GOAL — Reproduce the listing below without changes, except that pictures are left out.
☆ ☆ ☆ ☆ ☆ ☆ ☆
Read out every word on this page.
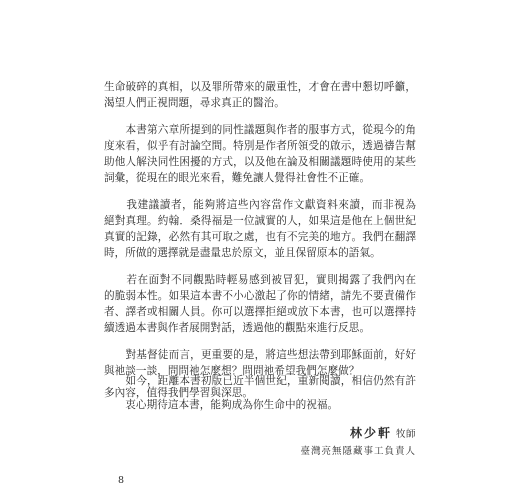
生命破碎的真相，以及罪所帶來的嚴重性，才會在書中懇切呼籲，
渴望人們正視問題，尋求真正的醫治。
　　本書第六章所提到的同性議題與作者的服事方式，從現今的角
度來看，似乎有討論空間。特別是作者所領受的啟示，透過禱告幫
助他人解決同性困擾的方式，以及他在論及相關議題時使用的某些
詞彙，從現在的眼光來看，難免讓人覺得社會性不正確。
　　我建議讀者，能夠將這些內容當作文獻資料來讀，而非視為
絕對真理。約翰．桑得福是一位誠實的人，如果這是他在上個世紀
真實的記錄，必然有其可取之處，也有不完美的地方。我們在翻譯
時，所做的選擇就是盡量忠於原文，並且保留原本的語氣。
　　若在面對不同觀點時輕易感到被冒犯，實則揭露了我們內在
的脆弱本性。如果這本書不小心激起了你的情緒，請先不要責備作
者、譯者或相關人員。你可以選擇拒絕或放下本書，也可以選擇持
續透過本書與作者展開對話，透過他的觀點來進行反思。
　　對基督徒而言，更重要的是，將這些想法帶到耶穌面前，好好
與祂談一談，問問祂怎麼想？問問祂希望我們怎麼做？
　　如今，距離本書初版已近半個世紀，重新閱讀，相信仍然有許
多內容，值得我們學習與深思。
林少軒 牧師
臺灣亮無隱藏事工負責人
8
　　衷心期待這本書，能夠成為你生命中的祝福。
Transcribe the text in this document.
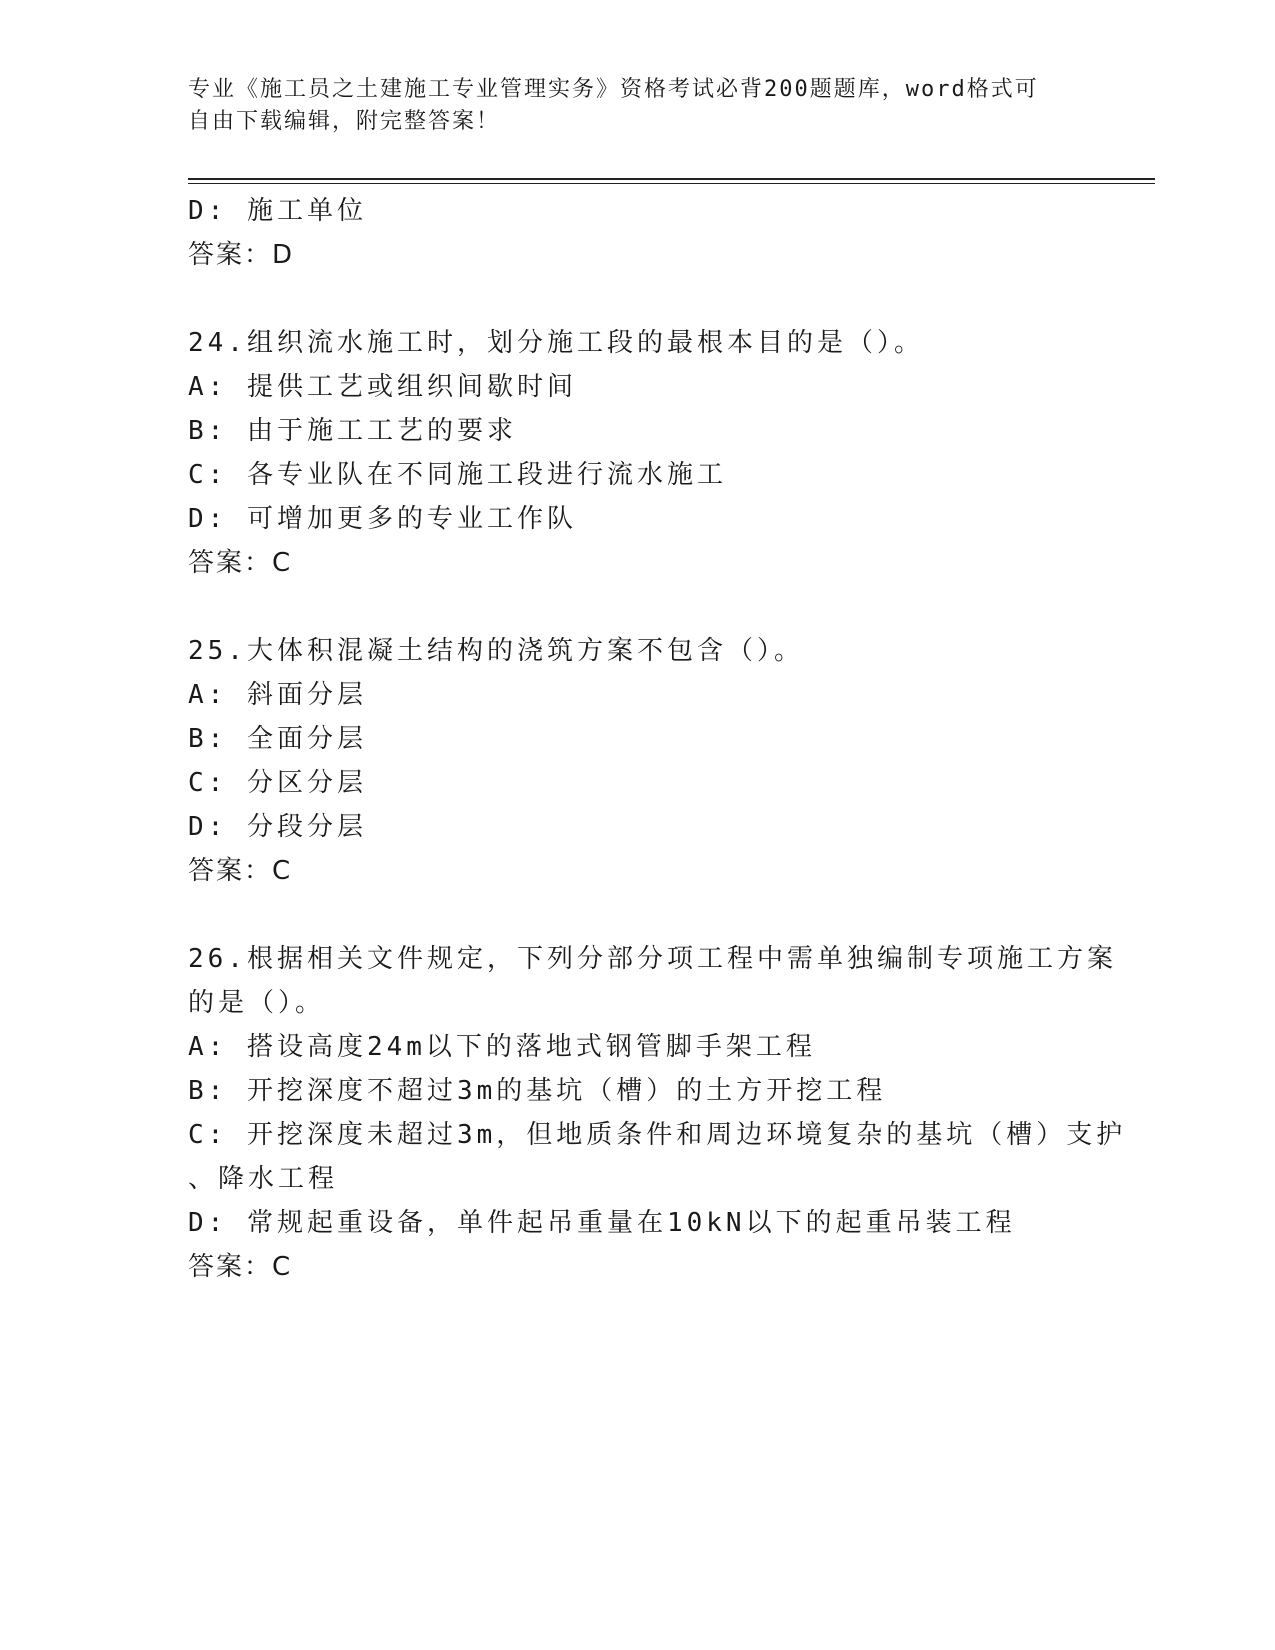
专业《施工员之土建施工专业管理实务》资格考试必背200题题库，word格式可
自由下载编辑，附完整答案！
D: 施工单位
答案：D
24.组织流水施工时，划分施工段的最根本目的是（）。
A: 提供工艺或组织间歇时间
B: 由于施工工艺的要求
C: 各专业队在不同施工段进行流水施工
D: 可增加更多的专业工作队
答案：C
25.大体积混凝土结构的浇筑方案不包含（）。
A: 斜面分层
B: 全面分层
C: 分区分层
D: 分段分层
答案：C
26.根据相关文件规定，下列分部分项工程中需单独编制专项施工方案
的是（）。
A: 搭设高度24m以下的落地式钢管脚手架工程
B: 开挖深度不超过3m的基坑（槽）的土方开挖工程
C: 开挖深度未超过3m，但地质条件和周边环境复杂的基坑（槽）支护
、降水工程
D: 常规起重设备，单件起吊重量在10kN以下的起重吊装工程
答案：C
☆ ☆ ☆ ☆ ☆ ☆ ☆
TASK SOLUTION —
Read out every word on this page.
生命破碎的真相，以及罪所帶來的嚴重性，才會在書中懇切呼籲，
渴望人們正視問題，尋求真正的醫治。
　　本書第六章所提到的同性議題與作者的服事方式，從現今的角
度來看，似乎有討論空間。特別是作者所領受的啟示，透過禱告幫
助他人解決同性困擾的方式，以及他在論及相關議題時使用的某些
詞彙，從現在的眼光來看，難免讓人覺得社會性不正確。
　　我建議讀者，能夠將這些內容當作文獻資料來讀，而非視為
絕對真理。約翰．桑得福是一位誠實的人，如果這是他在上個世紀
真實的記錄，必然有其可取之處，也有不完美的地方。我們在翻譯
時，所做的選擇就是盡量忠於原文，並且保留原本的語氣。
　　若在面對不同觀點時輕易感到被冒犯，實則揭露了我們內在
的脆弱本性。如果這本書不小心激起了你的情緒，請先不要責備作
者、譯者或相關人員。你可以選擇拒絕或放下本書，也可以選擇持
續透過本書與作者展開對話，透過他的觀點來進行反思。
　　對基督徒而言，更重要的是，將這些想法帶到耶穌面前，好好
與祂談一談，問問祂怎麼想？問問祂希望我們怎麼做？
　　如今，距離本書初版已近半個世紀，重新閱讀，相信仍然有許
多內容，值得我們學習與深思。
林少軒 牧師
臺灣亮無隱藏事工負責人
8
　　衷心期待這本書，能夠成為你生命中的祝福。
Transcribe the text in this document.
专业《施工员之土建施工专业管理实务》资格考试必背200题题库，word格式可
自由下载编辑，附完整答案！
D: 施工单位
答案：D
24.组织流水施工时，划分施工段的最根本目的是（）。
A: 提供工艺或组织间歇时间
B: 由于施工工艺的要求
C: 各专业队在不同施工段进行流水施工
D: 可增加更多的专业工作队
答案：C
25.大体积混凝土结构的浇筑方案不包含（）。
A: 斜面分层
B: 全面分层
C: 分区分层
D: 分段分层
答案：C
26.根据相关文件规定，下列分部分项工程中需单独编制专项施工方案
的是（）。
A: 搭设高度24m以下的落地式钢管脚手架工程
B: 开挖深度不超过3m的基坑（槽）的土方开挖工程
C: 开挖深度未超过3m，但地质条件和周边环境复杂的基坑（槽）支护
、降水工程
D: 常规起重设备，单件起吊重量在10kN以下的起重吊装工程
答案：C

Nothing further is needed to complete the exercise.